Collection entries
* start *

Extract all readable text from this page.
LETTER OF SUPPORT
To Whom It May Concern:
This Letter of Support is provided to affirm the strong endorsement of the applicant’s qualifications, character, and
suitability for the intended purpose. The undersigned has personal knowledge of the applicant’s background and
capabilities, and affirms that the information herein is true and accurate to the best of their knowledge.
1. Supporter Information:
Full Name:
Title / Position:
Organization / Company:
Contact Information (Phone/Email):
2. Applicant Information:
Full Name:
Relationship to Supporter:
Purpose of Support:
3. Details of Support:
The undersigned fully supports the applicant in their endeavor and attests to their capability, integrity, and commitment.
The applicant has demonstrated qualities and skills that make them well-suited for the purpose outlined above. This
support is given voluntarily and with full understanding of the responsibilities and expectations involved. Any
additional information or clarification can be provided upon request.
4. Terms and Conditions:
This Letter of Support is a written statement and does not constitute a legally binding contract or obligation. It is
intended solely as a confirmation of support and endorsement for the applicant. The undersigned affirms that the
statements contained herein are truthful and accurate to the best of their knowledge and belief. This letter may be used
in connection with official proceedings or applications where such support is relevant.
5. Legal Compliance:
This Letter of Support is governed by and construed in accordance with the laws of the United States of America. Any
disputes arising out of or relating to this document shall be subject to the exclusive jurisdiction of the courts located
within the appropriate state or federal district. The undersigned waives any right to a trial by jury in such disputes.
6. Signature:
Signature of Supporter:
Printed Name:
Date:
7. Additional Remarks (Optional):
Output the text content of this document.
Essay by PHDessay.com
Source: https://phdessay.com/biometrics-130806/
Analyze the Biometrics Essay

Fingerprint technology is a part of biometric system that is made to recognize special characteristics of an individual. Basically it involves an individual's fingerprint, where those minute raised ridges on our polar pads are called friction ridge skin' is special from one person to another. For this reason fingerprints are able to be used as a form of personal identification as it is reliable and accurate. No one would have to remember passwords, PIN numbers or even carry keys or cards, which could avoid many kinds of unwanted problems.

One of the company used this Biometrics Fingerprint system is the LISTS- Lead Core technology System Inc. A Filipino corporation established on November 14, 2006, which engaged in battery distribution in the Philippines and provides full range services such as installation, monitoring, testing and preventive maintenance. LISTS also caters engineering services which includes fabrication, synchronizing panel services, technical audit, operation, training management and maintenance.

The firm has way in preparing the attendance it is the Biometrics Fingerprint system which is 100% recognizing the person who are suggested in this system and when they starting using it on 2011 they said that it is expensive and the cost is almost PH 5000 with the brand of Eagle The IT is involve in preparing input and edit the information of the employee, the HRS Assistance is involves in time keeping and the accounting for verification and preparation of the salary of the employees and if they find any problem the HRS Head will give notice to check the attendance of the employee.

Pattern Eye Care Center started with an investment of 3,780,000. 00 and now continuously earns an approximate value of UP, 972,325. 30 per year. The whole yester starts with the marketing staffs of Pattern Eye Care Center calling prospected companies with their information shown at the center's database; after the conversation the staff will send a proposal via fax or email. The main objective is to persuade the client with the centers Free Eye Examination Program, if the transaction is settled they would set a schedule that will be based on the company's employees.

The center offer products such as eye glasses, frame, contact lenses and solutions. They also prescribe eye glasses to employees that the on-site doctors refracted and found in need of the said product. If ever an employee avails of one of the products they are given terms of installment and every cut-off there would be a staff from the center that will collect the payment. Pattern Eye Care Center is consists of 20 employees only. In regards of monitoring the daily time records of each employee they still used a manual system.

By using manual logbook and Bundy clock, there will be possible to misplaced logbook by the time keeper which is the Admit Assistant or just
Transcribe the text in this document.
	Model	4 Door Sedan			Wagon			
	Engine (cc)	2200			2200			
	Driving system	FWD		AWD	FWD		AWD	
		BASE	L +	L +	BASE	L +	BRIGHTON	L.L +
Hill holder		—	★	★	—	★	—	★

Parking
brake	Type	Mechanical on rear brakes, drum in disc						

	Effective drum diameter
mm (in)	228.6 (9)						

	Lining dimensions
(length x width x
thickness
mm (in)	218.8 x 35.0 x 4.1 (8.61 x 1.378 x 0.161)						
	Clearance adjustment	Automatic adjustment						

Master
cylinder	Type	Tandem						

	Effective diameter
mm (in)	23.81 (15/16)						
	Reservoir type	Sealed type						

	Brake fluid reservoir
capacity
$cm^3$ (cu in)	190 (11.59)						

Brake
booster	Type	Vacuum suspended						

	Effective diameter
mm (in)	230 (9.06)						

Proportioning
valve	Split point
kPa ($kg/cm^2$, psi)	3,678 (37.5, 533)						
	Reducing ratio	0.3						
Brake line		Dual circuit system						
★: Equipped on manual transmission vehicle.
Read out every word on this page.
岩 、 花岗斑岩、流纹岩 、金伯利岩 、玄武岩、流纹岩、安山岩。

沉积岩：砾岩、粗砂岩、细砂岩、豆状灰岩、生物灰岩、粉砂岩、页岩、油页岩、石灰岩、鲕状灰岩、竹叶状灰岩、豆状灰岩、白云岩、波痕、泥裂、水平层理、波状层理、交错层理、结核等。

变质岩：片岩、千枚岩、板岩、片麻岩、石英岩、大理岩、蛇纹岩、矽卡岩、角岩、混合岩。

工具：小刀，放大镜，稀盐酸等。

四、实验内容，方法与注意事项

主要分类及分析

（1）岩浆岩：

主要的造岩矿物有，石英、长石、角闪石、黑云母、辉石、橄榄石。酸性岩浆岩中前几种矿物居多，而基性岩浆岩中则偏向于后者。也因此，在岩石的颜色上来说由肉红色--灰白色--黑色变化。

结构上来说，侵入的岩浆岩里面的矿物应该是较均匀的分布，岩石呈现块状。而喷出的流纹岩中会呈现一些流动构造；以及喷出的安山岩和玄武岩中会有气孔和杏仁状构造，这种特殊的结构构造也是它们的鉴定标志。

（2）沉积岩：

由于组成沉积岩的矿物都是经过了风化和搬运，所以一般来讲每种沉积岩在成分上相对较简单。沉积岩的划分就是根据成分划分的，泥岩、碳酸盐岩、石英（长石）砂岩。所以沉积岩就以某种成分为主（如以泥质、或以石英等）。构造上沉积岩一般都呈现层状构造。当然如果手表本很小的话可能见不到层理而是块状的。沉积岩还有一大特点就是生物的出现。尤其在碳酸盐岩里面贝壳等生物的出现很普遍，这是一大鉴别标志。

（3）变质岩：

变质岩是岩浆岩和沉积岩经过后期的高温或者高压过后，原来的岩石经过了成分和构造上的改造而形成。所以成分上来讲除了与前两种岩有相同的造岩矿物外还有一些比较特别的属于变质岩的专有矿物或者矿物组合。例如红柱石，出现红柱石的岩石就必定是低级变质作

* end *

• _EXERCISE_: Repeat, exactly and only, the lines above from the one containing "Read out every word on this page." through the end of the material.

• _TASK RESULT_:
Read out every word on this page.
岩 、 花岗斑岩、流纹岩 、金伯利岩 、玄武岩、流纹岩、安山岩。

沉积岩：砾岩、粗砂岩、细砂岩、豆状灰岩、生物灰岩、粉砂岩、页岩、油页岩、石灰岩、鲕状灰岩、竹叶状灰岩、豆状灰岩、白云岩、波痕、泥裂、水平层理、波状层理、交错层理、结核等。

变质岩：片岩、千枚岩、板岩、片麻岩、石英岩、大理岩、蛇纹岩、矽卡岩、角岩、混合岩。

工具：小刀，放大镜，稀盐酸等。

四、实验内容，方法与注意事项

主要分类及分析

（1）岩浆岩：

主要的造岩矿物有，石英、长石、角闪石、黑云母、辉石、橄榄石。酸性岩浆岩中前几种矿物居多，而基性岩浆岩中则偏向于后者。也因此，在岩石的颜色上来说由肉红色--灰白色--黑色变化。

结构上来说，侵入的岩浆岩里面的矿物应该是较均匀的分布，岩石呈现块状。而喷出的流纹岩中会呈现一些流动构造；以及喷出的安山岩和玄武岩中会有气孔和杏仁状构造，这种特殊的结构构造也是它们的鉴定标志。

（2）沉积岩：

由于组成沉积岩的矿物都是经过了风化和搬运，所以一般来讲每种沉积岩在成分上相对较简单。沉积岩的划分就是根据成分划分的，泥岩、碳酸盐岩、石英（长石）砂岩。所以沉积岩就以某种成分为主（如以泥质、或以石英等）。构造上沉积岩一般都呈现层状构造。当然如果手表本很小的话可能见不到层理而是块状的。沉积岩还有一大特点就是生物的出现。尤其在碳酸盐岩里面贝壳等生物的出现很普遍，这是一大鉴别标志。

（3）变质岩：

变质岩是岩浆岩和沉积岩经过后期的高温或者高压过后，原来的岩石经过了成分和构造上的改造而形成。所以成分上来讲除了与前两种岩有相同的造岩矿物外还有一些比较特别的属于变质岩的专有矿物或者矿物组合。例如红柱石，出现红柱石的岩石就必定是低级变质作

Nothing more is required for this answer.